TASK TO CARRY OUT: Copy out the entries in full and with complete accuracy; pictures are excluded.

-- Start --

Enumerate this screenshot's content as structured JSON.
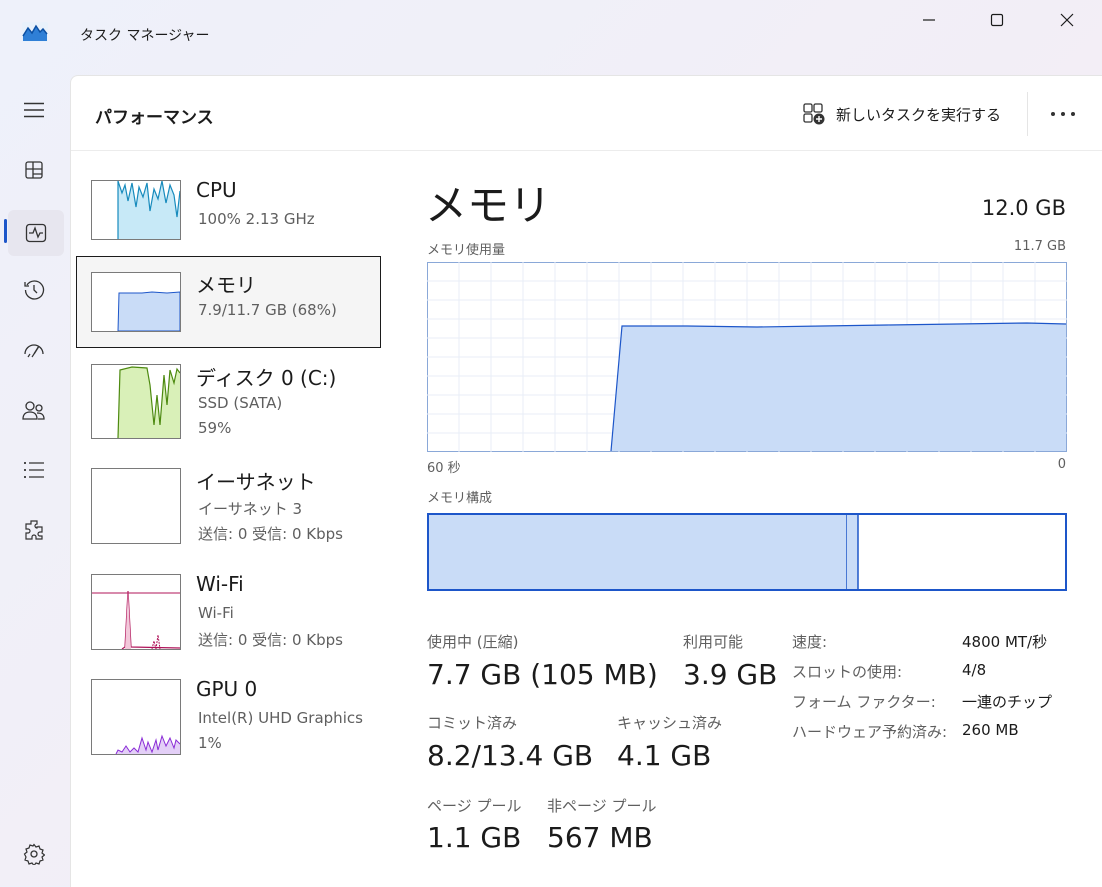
{
  "window": {
    "title": "タスク マネージャー"
  },
  "nav": {
    "items": [
      {
        "icon": "hamburger-menu-icon"
      },
      {
        "icon": "processes-icon"
      },
      {
        "icon": "performance-icon",
        "active": true
      },
      {
        "icon": "app-history-icon"
      },
      {
        "icon": "startup-apps-icon"
      },
      {
        "icon": "users-icon"
      },
      {
        "icon": "details-icon"
      },
      {
        "icon": "services-icon"
      },
      {
        "icon": "settings-icon"
      }
    ]
  },
  "header": {
    "title": "パフォーマンス",
    "new_task_label": "新しいタスクを実行する"
  },
  "resources": [
    {
      "name": "CPU",
      "sub1": "100%  2.13 GHz",
      "sub2": ""
    },
    {
      "name": "メモリ",
      "sub1": "7.9/11.7 GB (68%)",
      "sub2": "",
      "selected": true
    },
    {
      "name": "ディスク 0 (C:)",
      "sub1": "SSD (SATA)",
      "sub2": "59%"
    },
    {
      "name": "イーサネット",
      "sub1": "イーサネット 3",
      "sub2": "送信: 0 受信: 0 Kbps"
    },
    {
      "name": "Wi-Fi",
      "sub1": "Wi-Fi",
      "sub2": "送信: 0 受信: 0 Kbps"
    },
    {
      "name": "GPU 0",
      "sub1": "Intel(R) UHD Graphics",
      "sub2": "1%"
    }
  ],
  "detail": {
    "title": "メモリ",
    "total": "12.0 GB",
    "usage_graph_label": "メモリ使用量",
    "usage_graph_max": "11.7 GB",
    "x_left": "60 秒",
    "x_right": "0",
    "composition_label": "メモリ構成",
    "composition": {
      "in_use": 7.7,
      "modified": 0.2,
      "total": 11.7
    },
    "stats": {
      "in_use_label": "使用中 (圧縮)",
      "in_use_value": "7.7 GB (105 MB)",
      "available_label": "利用可能",
      "available_value": "3.9 GB",
      "committed_label": "コミット済み",
      "committed_value": "8.2/13.4 GB",
      "cached_label": "キャッシュ済み",
      "cached_value": "4.1 GB",
      "paged_label": "ページ プール",
      "paged_value": "1.1 GB",
      "nonpaged_label": "非ページ プール",
      "nonpaged_value": "567 MB"
    },
    "specs": [
      {
        "key": "速度:",
        "value": "4800 MT/秒"
      },
      {
        "key": "スロットの使用:",
        "value": "4/8"
      },
      {
        "key": "フォーム ファクター:",
        "value": "一連のチップ"
      },
      {
        "key": "ハードウェア予約済み:",
        "value": "260 MB"
      }
    ]
  },
  "colors": {
    "memory_fill": "#c9dcf7",
    "memory_line": "#1d56c9",
    "cpu_fill": "#c7e9f7",
    "cpu_line": "#178bbd",
    "disk_fill": "#d9f0b8",
    "disk_line": "#4d8a10",
    "wifi_line": "#b0145a",
    "gpu_line": "#8a2bd6",
    "accent": "#1d56c9"
  }
}
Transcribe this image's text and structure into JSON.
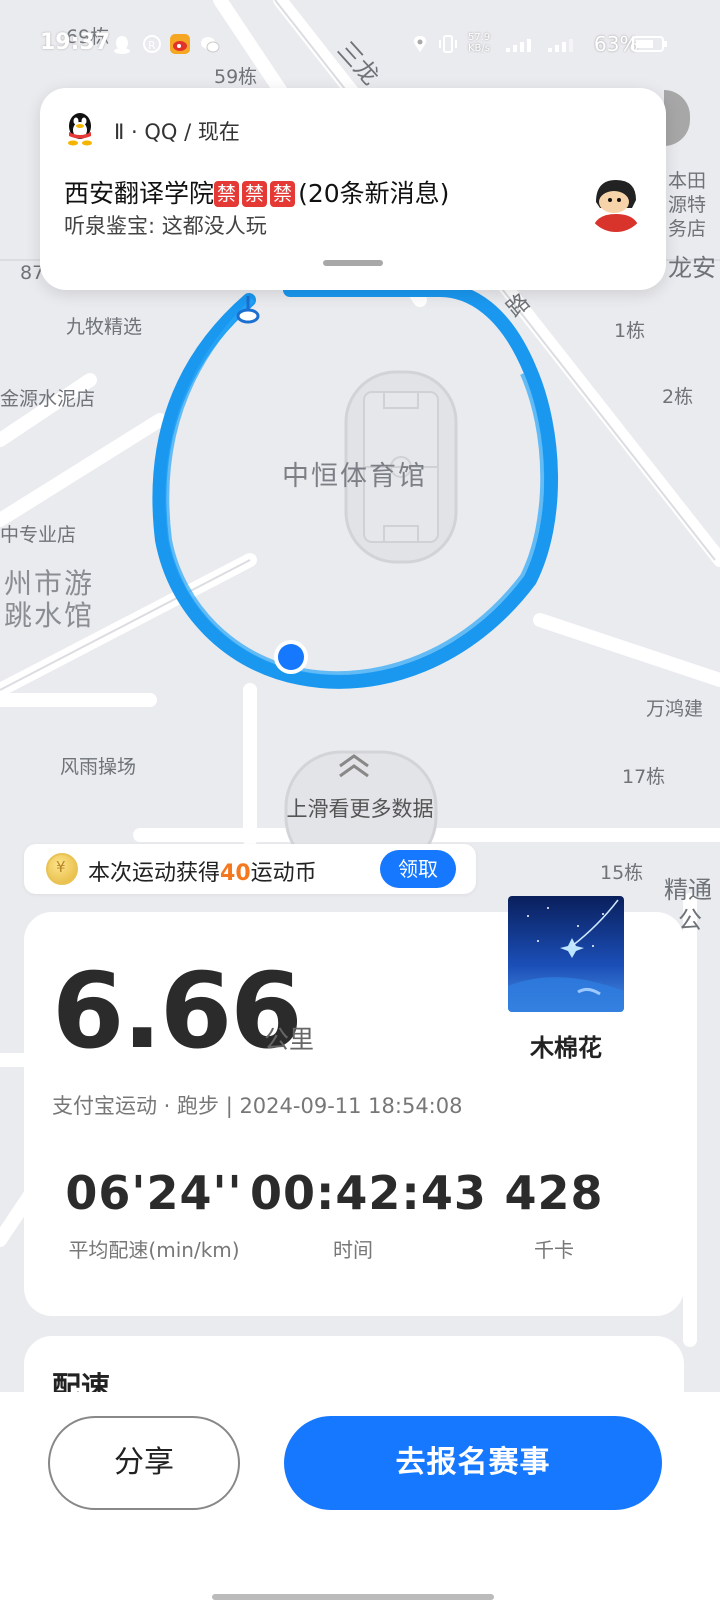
{
  "status_bar": {
    "time": "19:37",
    "network_speed": "57.9\nKB/s",
    "battery": "63%"
  },
  "map": {
    "labels": {
      "building_69": "69栋",
      "building_59": "59栋",
      "road_top": "三龙",
      "num_87": "87",
      "jiumu": "九牧精选",
      "jinyuan": "金源水泥店",
      "gym": "中恒体育馆",
      "zhuanye": "中专业店",
      "swim_1": "州市游",
      "swim_2": "跳水馆",
      "fengyu": "风雨操场",
      "building_1": "1栋",
      "building_2": "2栋",
      "road_right": "路",
      "benti_1": "本田",
      "benti_2": "源特",
      "benti_3": "务店",
      "longan": "龙安",
      "wanhong": "万鸿建",
      "building_17": "17栋",
      "building_15": "15栋",
      "jing_1": "精通",
      "jing_2": "公"
    }
  },
  "notification": {
    "header": "Ⅱ · QQ / 现在",
    "title_prefix": "西安翻译学院",
    "title_tag": "禁",
    "title_suffix": "(20条新消息)",
    "body": "听泉鉴宝: 这都没人玩"
  },
  "swipe_hint": "上滑看更多数据",
  "coin": {
    "icon": "coin-icon",
    "prefix": "本次运动获得",
    "amount": "40",
    "suffix": "运动币",
    "claim_label": "领取"
  },
  "stats": {
    "distance": "6.66",
    "distance_unit": "公里",
    "meta": "支付宝运动 · 跑步 | 2024-09-11 18:54:08",
    "song_title": "木棉花",
    "metrics": [
      {
        "value": "06'24''",
        "label": "平均配速(min/km)"
      },
      {
        "value": "00:42:43",
        "label": "时间"
      },
      {
        "value": "428",
        "label": "千卡"
      }
    ]
  },
  "pace_card": {
    "title": "配速"
  },
  "bottom": {
    "share_label": "分享",
    "signup_label": "去报名赛事"
  },
  "colors": {
    "accent": "#1677ff",
    "route": "#1a98f0",
    "coin_amount": "#f5781f"
  }
}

-- End --

RESULT OF THIS EXERCISE:
Enumerate this screenshot's content as structured JSON.
{
  "window": {
    "title": "タスク マネージャー"
  },
  "nav": {
    "items": [
      {
        "icon": "hamburger-menu-icon"
      },
      {
        "icon": "processes-icon"
      },
      {
        "icon": "performance-icon",
        "active": true
      },
      {
        "icon": "app-history-icon"
      },
      {
        "icon": "startup-apps-icon"
      },
      {
        "icon": "users-icon"
      },
      {
        "icon": "details-icon"
      },
      {
        "icon": "services-icon"
      },
      {
        "icon": "settings-icon"
      }
    ]
  },
  "header": {
    "title": "パフォーマンス",
    "new_task_label": "新しいタスクを実行する"
  },
  "resources": [
    {
      "name": "CPU",
      "sub1": "100%  2.13 GHz",
      "sub2": ""
    },
    {
      "name": "メモリ",
      "sub1": "7.9/11.7 GB (68%)",
      "sub2": "",
      "selected": true
    },
    {
      "name": "ディスク 0 (C:)",
      "sub1": "SSD (SATA)",
      "sub2": "59%"
    },
    {
      "name": "イーサネット",
      "sub1": "イーサネット 3",
      "sub2": "送信: 0 受信: 0 Kbps"
    },
    {
      "name": "Wi-Fi",
      "sub1": "Wi-Fi",
      "sub2": "送信: 0 受信: 0 Kbps"
    },
    {
      "name": "GPU 0",
      "sub1": "Intel(R) UHD Graphics",
      "sub2": "1%"
    }
  ],
  "detail": {
    "title": "メモリ",
    "total": "12.0 GB",
    "usage_graph_label": "メモリ使用量",
    "usage_graph_max": "11.7 GB",
    "x_left": "60 秒",
    "x_right": "0",
    "composition_label": "メモリ構成",
    "composition": {
      "in_use": 7.7,
      "modified": 0.2,
      "total": 11.7
    },
    "stats": {
      "in_use_label": "使用中 (圧縮)",
      "in_use_value": "7.7 GB (105 MB)",
      "available_label": "利用可能",
      "available_value": "3.9 GB",
      "committed_label": "コミット済み",
      "committed_value": "8.2/13.4 GB",
      "cached_label": "キャッシュ済み",
      "cached_value": "4.1 GB",
      "paged_label": "ページ プール",
      "paged_value": "1.1 GB",
      "nonpaged_label": "非ページ プール",
      "nonpaged_value": "567 MB"
    },
    "specs": [
      {
        "key": "速度:",
        "value": "4800 MT/秒"
      },
      {
        "key": "スロットの使用:",
        "value": "4/8"
      },
      {
        "key": "フォーム ファクター:",
        "value": "一連のチップ"
      },
      {
        "key": "ハードウェア予約済み:",
        "value": "260 MB"
      }
    ]
  },
  "colors": {
    "memory_fill": "#c9dcf7",
    "memory_line": "#1d56c9",
    "cpu_fill": "#c7e9f7",
    "cpu_line": "#178bbd",
    "disk_fill": "#d9f0b8",
    "disk_line": "#4d8a10",
    "wifi_line": "#b0145a",
    "gpu_line": "#8a2bd6",
    "accent": "#1d56c9"
  }
}
Transcribe this image's text and structure into JSON.
{
  "status_bar": {
    "time": "19:37",
    "network_speed": "57.9\nKB/s",
    "battery": "63%"
  },
  "map": {
    "labels": {
      "building_69": "69栋",
      "building_59": "59栋",
      "road_top": "三龙",
      "num_87": "87",
      "jiumu": "九牧精选",
      "jinyuan": "金源水泥店",
      "gym": "中恒体育馆",
      "zhuanye": "中专业店",
      "swim_1": "州市游",
      "swim_2": "跳水馆",
      "fengyu": "风雨操场",
      "building_1": "1栋",
      "building_2": "2栋",
      "road_right": "路",
      "benti_1": "本田",
      "benti_2": "源特",
      "benti_3": "务店",
      "longan": "龙安",
      "wanhong": "万鸿建",
      "building_17": "17栋",
      "building_15": "15栋",
      "jing_1": "精通",
      "jing_2": "公"
    }
  },
  "notification": {
    "header": "Ⅱ · QQ / 现在",
    "title_prefix": "西安翻译学院",
    "title_tag": "禁",
    "title_suffix": "(20条新消息)",
    "body": "听泉鉴宝: 这都没人玩"
  },
  "swipe_hint": "上滑看更多数据",
  "coin": {
    "icon": "coin-icon",
    "prefix": "本次运动获得",
    "amount": "40",
    "suffix": "运动币",
    "claim_label": "领取"
  },
  "stats": {
    "distance": "6.66",
    "distance_unit": "公里",
    "meta": "支付宝运动 · 跑步 | 2024-09-11 18:54:08",
    "song_title": "木棉花",
    "metrics": [
      {
        "value": "06'24''",
        "label": "平均配速(min/km)"
      },
      {
        "value": "00:42:43",
        "label": "时间"
      },
      {
        "value": "428",
        "label": "千卡"
      }
    ]
  },
  "pace_card": {
    "title": "配速"
  },
  "bottom": {
    "share_label": "分享",
    "signup_label": "去报名赛事"
  },
  "colors": {
    "accent": "#1677ff",
    "route": "#1a98f0",
    "coin_amount": "#f5781f"
  }
}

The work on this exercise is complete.